What you should do:
Reproduce only the data from the line containing "- svg-text:A1: A1: [68, 113, 74, 119]" through the line containing "- svg-text:MM: MM: [503, 52, 510, 57]", both included, with "TH250.2" changed to "TH250.5" and everything else left unchanged.

* START *

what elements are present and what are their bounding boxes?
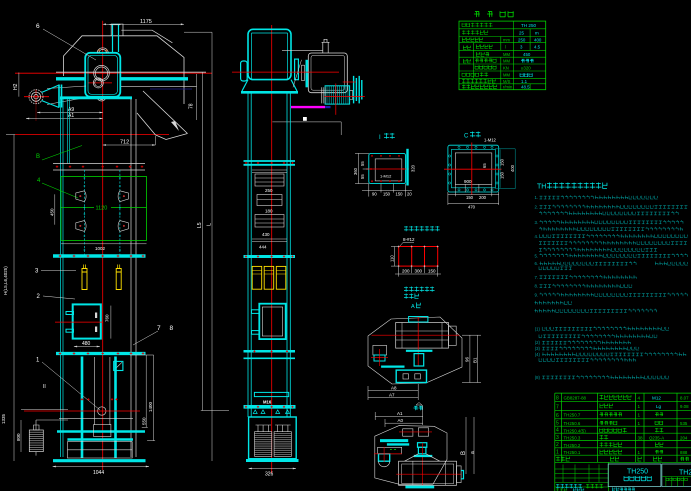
- svg-text:A1: A1: [68, 113, 74, 119]
- svg-text:L: L: [207, 223, 213, 226]
- svg-text:(1): (1): [535, 326, 541, 331]
- svg-text:1.: 1.: [535, 195, 539, 200]
- svg-text:TH: TH: [537, 184, 546, 191]
- svg-text:1400: 1400: [148, 401, 153, 412]
- svg-text:TH250.7: TH250.7: [564, 413, 581, 418]
- svg-text:96: 96: [465, 356, 470, 362]
- svg-text:TH250.2: TH250.2: [564, 443, 581, 448]
- svg-text:TH2: TH2: [679, 470, 691, 477]
- svg-text:180: 180: [265, 209, 273, 214]
- svg-text:MM: MM: [503, 52, 510, 57]
- svg-text:38: 38: [638, 436, 644, 441]
- svg-text:TH250: TH250: [627, 469, 648, 476]
- svg-text:A7: A7: [389, 392, 395, 397]
- svg-text:65: 65: [482, 163, 487, 168]
- svg-text:KN: KN: [503, 65, 509, 70]
- svg-text:m: m: [535, 31, 539, 36]
- svg-text:7.: 7.: [535, 275, 539, 280]
- svg-text:9.08: 9.08: [680, 404, 689, 409]
- svg-text:1-M12: 1-M12: [484, 138, 497, 143]
- svg-text:450: 450: [523, 52, 531, 57]
- svg-text:A: A: [411, 304, 415, 310]
- svg-text:8: 8: [556, 396, 559, 402]
- svg-text:l: l: [505, 44, 506, 49]
- svg-text:6: 6: [556, 413, 559, 419]
- svg-text:4.: 4.: [535, 234, 539, 239]
- svg-text:(8): (8): [535, 375, 541, 380]
- svg-text:480: 480: [82, 341, 91, 347]
- svg-text:A8: A8: [391, 386, 397, 391]
- svg-text:360: 360: [353, 167, 358, 175]
- svg-text:250: 250: [518, 38, 526, 43]
- svg-text:TH250.3: TH250.3: [564, 436, 581, 441]
- svg-text:430: 430: [262, 232, 270, 237]
- svg-text:1-M12: 1-M12: [380, 174, 392, 179]
- svg-text:7: 7: [556, 404, 559, 410]
- svg-text:450: 450: [50, 208, 55, 216]
- svg-text:1044: 1044: [93, 470, 104, 476]
- svg-text:8.: 8.: [535, 284, 539, 289]
- svg-text:A9: A9: [68, 107, 74, 113]
- svg-text:B: B: [36, 154, 40, 160]
- svg-text:550: 550: [142, 417, 147, 425]
- svg-text:1002: 1002: [95, 246, 106, 251]
- svg-text:M16: M16: [263, 400, 272, 405]
- svg-text:204: 204: [680, 435, 688, 440]
- svg-text:B1: B1: [473, 357, 478, 363]
- svg-text:GB8287-88: GB8287-88: [564, 396, 587, 401]
- svg-text:H2: H2: [13, 83, 19, 90]
- svg-text:320: 320: [411, 164, 416, 172]
- svg-text:M12: M12: [652, 395, 661, 400]
- svg-text:8: 8: [170, 325, 174, 332]
- svg-text:150: 150: [396, 192, 404, 197]
- svg-text:(2): (2): [535, 340, 541, 345]
- svg-text:48.5: 48.5: [521, 85, 530, 90]
- svg-text:6: 6: [36, 23, 40, 30]
- svg-text:5.: 5.: [535, 253, 539, 258]
- svg-text:mm: mm: [503, 38, 510, 43]
- svg-text:C: C: [464, 134, 469, 140]
- svg-text:B: B: [461, 451, 467, 455]
- svg-text:470: 470: [468, 205, 476, 210]
- svg-text:TH 250: TH 250: [521, 23, 537, 28]
- svg-text:200: 200: [402, 269, 410, 274]
- svg-text:326: 326: [265, 472, 274, 478]
- svg-text:300: 300: [415, 269, 423, 274]
- svg-text:4: 4: [556, 428, 559, 434]
- svg-text:1.1: 1.1: [521, 79, 528, 84]
- svg-text:150: 150: [383, 192, 391, 197]
- svg-text:150: 150: [500, 158, 505, 166]
- svg-text:3: 3: [556, 435, 559, 441]
- svg-text:712: 712: [120, 140, 129, 146]
- svg-text:20: 20: [407, 192, 412, 197]
- svg-text:78: 78: [189, 103, 195, 109]
- svg-text:150: 150: [428, 269, 436, 274]
- svg-text:250: 250: [265, 188, 273, 193]
- svg-text:6.: 6.: [535, 261, 539, 266]
- svg-text:760: 760: [105, 314, 110, 322]
- svg-text:MM: MM: [503, 59, 510, 64]
- svg-text:800: 800: [16, 433, 21, 441]
- svg-text:535: 535: [680, 421, 688, 426]
- svg-text:5: 5: [556, 420, 559, 426]
- svg-text:(3): (3): [535, 346, 541, 351]
- svg-text:r/min: r/min: [503, 85, 513, 90]
- svg-text:II: II: [43, 384, 46, 390]
- svg-text:400: 400: [534, 38, 542, 43]
- svg-text:4.5: 4.5: [534, 44, 541, 49]
- svg-text:9.: 9.: [535, 293, 539, 298]
- svg-text:200: 200: [479, 195, 487, 200]
- svg-text:L5: L5: [197, 222, 203, 228]
- svg-text:444: 444: [259, 245, 267, 250]
- svg-text:A1: A1: [397, 411, 403, 416]
- svg-text:1: 1: [638, 404, 641, 409]
- svg-text:8.07: 8.07: [680, 395, 689, 400]
- svg-text:H(L5,L6,4025): H(L5,L6,4025): [3, 266, 8, 295]
- svg-text:55: 55: [360, 174, 365, 179]
- svg-text:1120: 1120: [96, 206, 108, 212]
- svg-text:Lg: Lg: [656, 404, 662, 409]
- svg-text:1: 1: [638, 413, 641, 418]
- svg-text:888: 888: [680, 450, 688, 455]
- svg-text:8-#12: 8-#12: [403, 237, 415, 242]
- svg-text:M/S: M/S: [503, 79, 511, 84]
- svg-text:150: 150: [466, 195, 474, 200]
- svg-text:3.: 3.: [535, 220, 539, 225]
- svg-text:A0: A0: [398, 418, 404, 423]
- svg-text:≥320: ≥320: [521, 65, 531, 70]
- svg-text:2: 2: [556, 442, 559, 448]
- svg-text:4: 4: [638, 396, 641, 401]
- svg-text:90: 90: [372, 192, 377, 197]
- svg-text:1: 1: [638, 450, 641, 455]
- svg-text:1: 1: [556, 450, 559, 456]
- svg-text:150: 150: [500, 171, 505, 179]
- svg-text:TH250.6: TH250.6: [564, 421, 581, 426]
- svg-text:TH250.4(5): TH250.4(5): [564, 429, 587, 434]
- svg-text:1175: 1175: [140, 19, 152, 25]
- svg-text:a: a: [470, 451, 476, 454]
- svg-text:400: 400: [510, 164, 515, 172]
- svg-text:1: 1: [638, 421, 641, 426]
- svg-text:TH250.1: TH250.1: [564, 450, 581, 455]
- svg-text:1335: 1335: [1, 413, 6, 424]
- svg-text:MM: MM: [503, 73, 510, 78]
- svg-text:2.: 2.: [535, 205, 539, 210]
- svg-text:55: 55: [360, 161, 365, 166]
- svg-text:Q235-A: Q235-A: [649, 435, 664, 440]
- svg-text:900: 900: [464, 179, 472, 184]
- svg-text:25: 25: [519, 31, 524, 36]
- svg-text:110: 110: [390, 255, 395, 262]
- svg-text:(4): (4): [535, 352, 541, 357]
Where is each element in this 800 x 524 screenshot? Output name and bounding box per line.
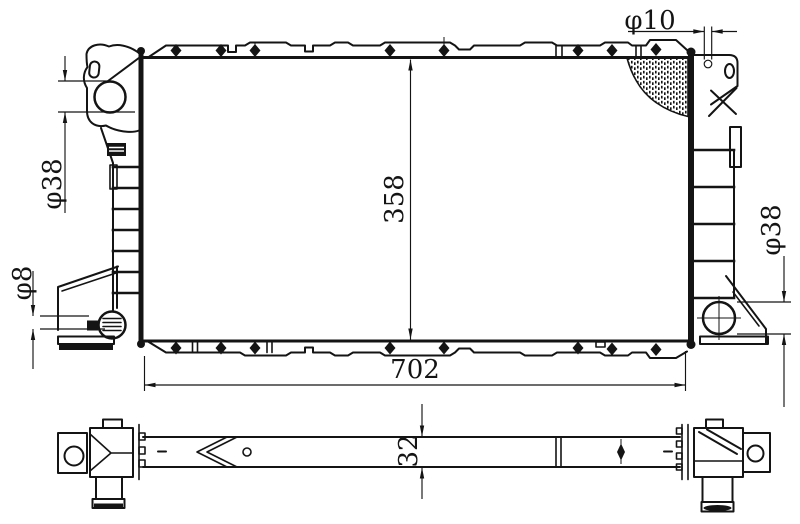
- dim-label-top-hole: φ10: [624, 6, 675, 36]
- plan-left-bracket: [58, 420, 145, 509]
- dim-thickness: 32: [394, 404, 424, 499]
- radiator-core: [137, 47, 696, 349]
- drawing-canvas: 358 702 φ10 φ38 φ8: [0, 0, 800, 524]
- fin-section-hatch: [627, 58, 688, 117]
- dim-label-outlet-right: φ38: [757, 204, 787, 255]
- plan-view: 32: [58, 404, 770, 512]
- plan-right-hole: [748, 446, 764, 462]
- dim-outlet-right: φ38: [737, 204, 791, 407]
- plan-left-hole: [65, 447, 84, 466]
- plan-right-bracket: [677, 420, 771, 512]
- dim-label-overall-width: 702: [390, 355, 440, 385]
- right-tank-ribs: [694, 150, 734, 298]
- filler-hole: [704, 60, 712, 68]
- dim-core-height: 358: [380, 60, 413, 340]
- mounting-bracket-top-left: [84, 45, 140, 132]
- dim-label-thickness: 32: [394, 434, 424, 467]
- plan-left-pipe: [96, 477, 122, 499]
- dim-overall-width: 702: [145, 351, 686, 391]
- dim-label-inlet-left: φ38: [38, 158, 68, 209]
- left-clip: [107, 143, 126, 156]
- left-tank: [101, 128, 139, 310]
- drain-plug: [99, 312, 126, 339]
- bracket-slot-hole-right: [725, 64, 734, 78]
- right-tank: [694, 150, 734, 298]
- plan-right-pipe: [703, 477, 733, 502]
- dim-label-drain: φ8: [8, 266, 38, 301]
- dim-inlet-left: φ38: [38, 56, 135, 213]
- front-view: [58, 37, 768, 358]
- radiator-technical-drawing: 358 702 φ10 φ38 φ8: [0, 0, 800, 524]
- bottom-left-bracket: [58, 267, 126, 351]
- dim-label-core-height: 358: [380, 174, 410, 224]
- bracket-slot-hole: [89, 61, 100, 78]
- top-header-rail: [148, 37, 687, 58]
- inlet-port: [95, 82, 126, 113]
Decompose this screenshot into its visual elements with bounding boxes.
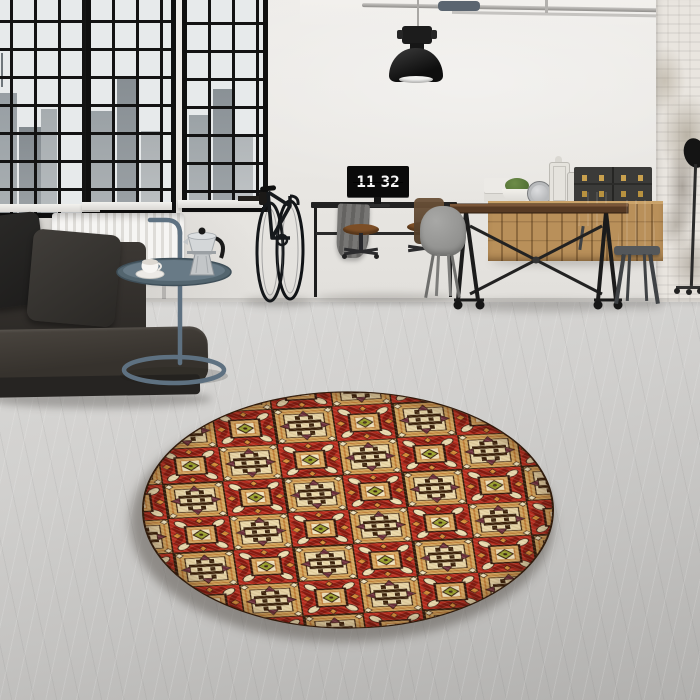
studio-lamp-pole (690, 164, 697, 286)
clock-hours: 11 (356, 172, 375, 191)
chair-leg (424, 254, 434, 298)
lamp-lug (431, 30, 437, 39)
monitor-flip-clock: 1132 (347, 166, 409, 197)
pendant-lamp (389, 26, 443, 84)
brass-clasp (582, 175, 587, 181)
bicycle (238, 176, 322, 308)
tray-side-table (110, 208, 245, 393)
bike-saddle (260, 185, 276, 192)
chair-leg (648, 254, 659, 304)
sofa-pillow (26, 228, 122, 327)
pipe-stub (545, 0, 548, 13)
round-rug (118, 372, 578, 660)
chair-leg (643, 254, 648, 301)
lamp-cap (402, 26, 432, 44)
stool-caster (374, 254, 379, 259)
office-stool (342, 224, 380, 262)
shell-chair-seat (420, 206, 466, 256)
pipe-junction-box (438, 1, 480, 11)
loft-room: 1132 (0, 0, 700, 700)
bike-front-wheel (277, 201, 303, 299)
window-muntins (0, 0, 85, 213)
brass-clasp (599, 175, 604, 181)
chair-leg (626, 254, 631, 301)
studio-lamp-caster (674, 288, 680, 294)
rug-surface (143, 392, 553, 628)
brass-clasp (621, 175, 626, 181)
chair-leg (435, 254, 440, 296)
metal-chair-front (614, 200, 660, 305)
shell-chair (420, 206, 468, 300)
table-casters (454, 301, 623, 310)
brass-clasp (638, 175, 643, 181)
studio-lamp-caster (686, 289, 692, 295)
lamp-rim (399, 76, 433, 83)
stool-column (359, 233, 363, 250)
window-muntins (91, 0, 171, 209)
stool-caster (342, 254, 347, 259)
studio-lamp (672, 138, 700, 300)
clock-minutes: 32 (381, 172, 400, 191)
tolix-chair-back (617, 200, 657, 248)
chair-leg (614, 254, 625, 304)
table-handle (150, 220, 180, 234)
bike-mount-bracket (259, 192, 267, 205)
trunk-lid-line (574, 183, 652, 185)
window-2 (86, 0, 176, 214)
desk-leg (314, 208, 317, 297)
lamp-lug (397, 30, 403, 39)
chair-leg (450, 254, 460, 298)
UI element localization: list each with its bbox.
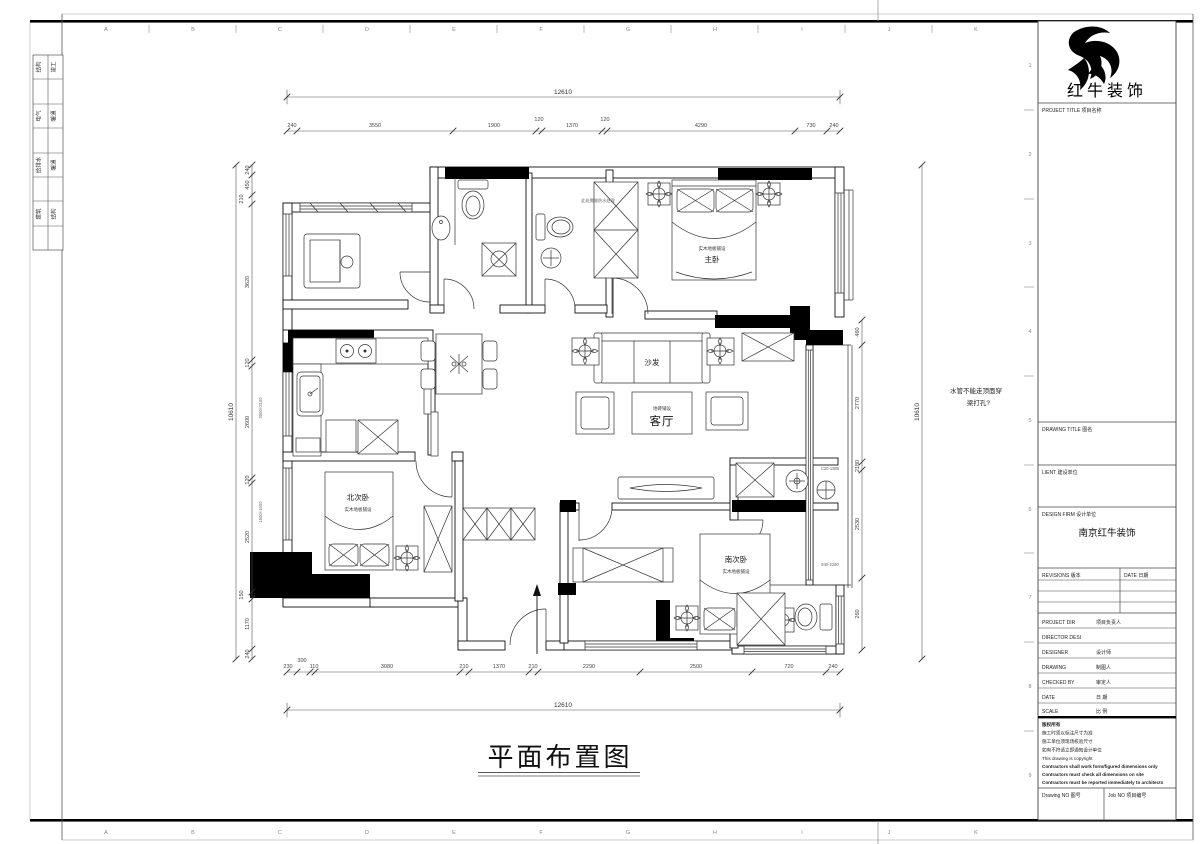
wardrobe — [424, 506, 452, 572]
dim: 3550 — [369, 123, 381, 129]
side-table — [576, 392, 614, 434]
grid-letter: B — [191, 830, 195, 836]
dim: 720 — [784, 664, 793, 670]
title-block: 红牛装饰 PROJECT TITLE 项目名称 DRAWING TITLE 图名… — [1038, 21, 1176, 820]
study-cabinet — [304, 234, 360, 288]
tb-row-en: CHECKED BY — [1042, 680, 1075, 686]
wardrobe — [573, 548, 673, 582]
window — [806, 350, 813, 580]
dim: 210 — [528, 664, 537, 670]
dim: 120 — [245, 475, 251, 484]
client-label: LIENT 建设单位 — [1042, 469, 1077, 476]
bed — [672, 180, 756, 280]
window — [300, 203, 412, 212]
tb-row-en: DESIGNER — [1042, 650, 1069, 656]
window — [836, 596, 844, 644]
cad-canvas: A B C D E F G H I J K A B C D E F G H I … — [0, 0, 1200, 844]
kitchen-sink — [297, 372, 323, 416]
door-bath2 — [545, 279, 575, 309]
grid-letter: D — [365, 27, 369, 33]
dim: 120 — [245, 358, 251, 367]
dim: 210 — [459, 664, 468, 670]
tb-row-en: DATE — [1042, 695, 1056, 701]
project-title-label: PROJECT TITLE 项目名称 — [1042, 107, 1102, 114]
design-firm-label: DESIGN FIRM 设计单位 — [1042, 511, 1096, 518]
job-no-label: Job NO 项目编号 — [1108, 792, 1146, 799]
tb-row-en: SCALE — [1042, 709, 1059, 715]
pipe-note-line1: 水管不能走顶面穿 — [950, 386, 1002, 395]
dim: 240 — [245, 649, 251, 658]
living-label: 客厅 — [650, 414, 675, 428]
grid-letter: G — [626, 27, 630, 33]
bathroom-1 — [432, 178, 516, 276]
grid-numbers-right: 1 2 3 4 5 6 7 8 9 — [1024, 63, 1034, 779]
toilet — [536, 214, 573, 240]
dim: 240 — [287, 123, 296, 129]
dim: 730 — [806, 123, 815, 129]
master-sub-label: 实木地板铺设 — [699, 245, 726, 252]
washbasin — [541, 248, 561, 268]
toilet — [795, 604, 832, 630]
master-bedroom: 实木地板铺设 主卧 — [594, 180, 782, 280]
date-col-label: DATE 日期 — [1124, 573, 1148, 579]
grid-letter: C — [278, 830, 282, 836]
kitchen — [293, 338, 428, 456]
grid-number: 3 — [1028, 241, 1031, 247]
tv-bench — [618, 477, 714, 499]
washbasin — [786, 470, 808, 492]
dim: 240 — [245, 165, 251, 174]
dim: 460 — [855, 327, 861, 336]
south-sub-label: 实木地板铺设 — [723, 568, 750, 575]
grid-number: 6 — [1028, 507, 1031, 513]
grid-letter: G — [626, 830, 630, 836]
grid-letter: F — [539, 830, 543, 836]
tb-row-cn: 审定人 — [1096, 679, 1111, 686]
dim: 2770 — [855, 397, 861, 409]
dim: 1900 — [488, 123, 500, 129]
tb-row-en: DRAWING — [1042, 665, 1066, 671]
tb-row-en: PROJECT DIR — [1042, 620, 1076, 626]
dim: 150 — [239, 590, 245, 599]
dim: 110 — [310, 664, 319, 670]
brand-name: 红牛装饰 — [1067, 82, 1147, 100]
dim: 300 — [297, 658, 306, 664]
copyright-line: 施工时须以标注尺寸为准 — [1042, 730, 1093, 737]
grid-letter: D — [365, 830, 369, 836]
side-table — [706, 392, 748, 430]
grid-letter: H — [713, 830, 717, 836]
design-firm-name: 南京红牛装饰 — [1078, 527, 1135, 539]
south-label: 南次卧 — [725, 554, 748, 564]
dim: 1170 — [245, 618, 251, 630]
dim-right-total: 10610 — [914, 403, 921, 421]
sofa-label: 沙发 — [645, 357, 660, 367]
signoff-table: 结构 竣工 电气 暖通 给排水 暖通 建筑 结构 — [33, 55, 63, 250]
copyright-line: This drawing is copyright — [1042, 756, 1093, 761]
copyright-line: Contractors must check all dimensions on… — [1042, 772, 1144, 777]
dim: 2600 — [245, 416, 251, 428]
dim: 1370 — [566, 123, 578, 129]
grid-letter: J — [888, 27, 891, 33]
toilet — [458, 180, 488, 219]
grid-number: 7 — [1028, 595, 1031, 601]
waterproof-note: 此处需做防水处理 — [581, 197, 615, 204]
grid-letter: I — [801, 830, 803, 836]
ac-cabinet — [742, 333, 794, 361]
grid-number: 8 — [1028, 684, 1031, 690]
grid-letters-top: A B C D E F G H I J K — [104, 25, 978, 33]
door-south-bedroom — [579, 507, 612, 541]
door-master — [612, 278, 648, 314]
window — [585, 641, 697, 650]
pipe-note-line2: 梁打孔? — [967, 398, 991, 407]
tb-row-cn: 项目负责人 — [1096, 619, 1121, 626]
signoff-label: 暖通 — [50, 110, 58, 122]
north-sub-label: 实木地板铺设 — [345, 506, 372, 513]
dim-left-total: 10610 — [228, 403, 235, 421]
door-entry — [510, 609, 546, 645]
shower — [737, 593, 785, 645]
dim: 210 — [239, 194, 245, 203]
grid-number: 2 — [1028, 152, 1031, 158]
door-bath1 — [444, 279, 474, 309]
tb-row-cn: 比 例 — [1096, 708, 1107, 715]
dim: 3620 — [245, 276, 251, 288]
grid-letter: C — [278, 27, 282, 33]
copyright-line: 施工单位须现场校验尺寸 — [1042, 738, 1093, 745]
grid-letter: J — [888, 830, 891, 836]
north-bedroom: 北次卧 实木地板铺设 — [325, 472, 452, 572]
floor-plan: 沙发 地砖铺设 客厅 实木地板铺设 主卧 — [228, 89, 1002, 717]
bed — [325, 472, 393, 570]
window — [283, 372, 292, 436]
grid-letter: A — [104, 830, 108, 836]
grid-letter: E — [452, 27, 456, 33]
living-sub-label: 地砖铺设 — [653, 405, 671, 412]
hall-cabinets — [463, 508, 535, 540]
grid-letter: H — [713, 27, 717, 33]
door-study — [400, 272, 430, 302]
dim: 2180 — [855, 460, 861, 472]
washing-machine — [482, 243, 516, 276]
window-tag: C20-1985 — [821, 466, 840, 471]
grid-letter: K — [974, 830, 978, 836]
dim: 240 — [829, 123, 838, 129]
washbasin — [432, 216, 450, 240]
grid-letter: K — [974, 27, 978, 33]
signoff-label: 电气 — [35, 110, 43, 122]
signoff-label: 结构 — [50, 208, 58, 220]
dim: 3080 — [381, 664, 393, 670]
tb-row-cn: 日 期 — [1096, 695, 1107, 701]
copyright-line: 版权所有 — [1042, 721, 1061, 728]
dim: 260 — [855, 609, 861, 618]
drawing-title-text: 平面布置图 — [487, 742, 632, 772]
dim-top-total: 12610 — [554, 89, 572, 96]
signoff-label: 暖通 — [50, 159, 58, 171]
door-north-bedroom — [416, 461, 452, 497]
copyright-line: Contractors must be reported immediately… — [1042, 780, 1164, 785]
revisions-label: REVISIONS 版本 — [1042, 572, 1081, 579]
copyright-line: 如有不符请立即通知设计单位 — [1042, 747, 1102, 754]
entry-arrow — [533, 584, 541, 654]
grid-letter: E — [452, 830, 456, 836]
drawing-no-label: Drawing NO 图号 — [1042, 793, 1081, 799]
window-tag: 940-2290 — [821, 562, 839, 567]
grid-number: 9 — [1028, 773, 1031, 779]
dim: 450 — [245, 180, 251, 189]
signoff-label: 建筑 — [35, 208, 43, 220]
wardrobe — [594, 182, 638, 278]
dim: 2520 — [245, 531, 251, 543]
dim: 2290 — [583, 664, 595, 670]
signoff-label: 竣工 — [50, 61, 58, 73]
window-tag: 2000×2100 — [258, 397, 263, 419]
grid-number: 4 — [1028, 329, 1031, 335]
signoff-label: 结构 — [35, 61, 43, 73]
signoff-label: 给排水 — [35, 156, 43, 173]
master-label: 主卧 — [705, 254, 720, 264]
grid-letter: B — [191, 27, 195, 33]
dim: 2500 — [690, 664, 702, 670]
dim: 240 — [828, 664, 837, 670]
window — [283, 468, 292, 540]
balcony-basin — [817, 481, 835, 499]
grid-letter: A — [104, 27, 108, 33]
grid-letter: I — [801, 27, 803, 33]
drawing-sheet: A B C D E F G H I J K A B C D E F G H I … — [0, 0, 1200, 844]
window — [283, 214, 292, 276]
drawing-title-label: DRAWING TITLE 图名 — [1042, 426, 1092, 433]
window-tag: 1500×1500 — [258, 501, 263, 523]
grid-letter: F — [539, 27, 543, 33]
dim: 4290 — [695, 123, 707, 129]
grid-number: 5 — [1028, 418, 1031, 424]
tb-row-cn: 设计师 — [1096, 649, 1111, 656]
window — [744, 646, 826, 654]
dim: 2530 — [855, 518, 861, 530]
north-label: 北次卧 — [347, 492, 370, 502]
drawing-title: 平面布置图 — [478, 742, 640, 776]
fridge — [358, 420, 398, 454]
stove — [336, 339, 376, 363]
dim: 120 — [534, 117, 543, 123]
tb-row-en: DIRECTOR DESI — [1042, 635, 1081, 641]
dim: 120 — [600, 117, 609, 123]
window — [835, 193, 844, 293]
dim: 230 — [283, 664, 292, 670]
tb-row-cn: 制图人 — [1096, 664, 1111, 671]
vanity — [736, 463, 774, 497]
copyright-line: Contractors shall work form/figured dime… — [1042, 764, 1158, 769]
grid-letters-bottom: A B C D E F G H I J K — [104, 830, 978, 836]
dim-bottom-total: 12610 — [554, 702, 572, 709]
dim: 1370 — [493, 664, 505, 670]
grid-number: 1 — [1028, 63, 1031, 69]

* END *

Response below:
- svg-text:A1: A1: [68, 113, 74, 119]
- svg-text:L: L: [207, 223, 213, 226]
- svg-text:(1): (1): [535, 326, 541, 331]
- svg-text:1.: 1.: [535, 195, 539, 200]
- svg-text:TH: TH: [537, 184, 546, 191]
- svg-text:1400: 1400: [148, 401, 153, 412]
- svg-text:TH250.7: TH250.7: [564, 413, 581, 418]
- svg-text:96: 96: [465, 356, 470, 362]
- svg-text:TH250.5: TH250.5: [564, 443, 581, 448]
- svg-text:TH2: TH2: [679, 470, 691, 477]
- svg-text:180: 180: [265, 209, 273, 214]
- svg-text:MM: MM: [503, 52, 510, 57]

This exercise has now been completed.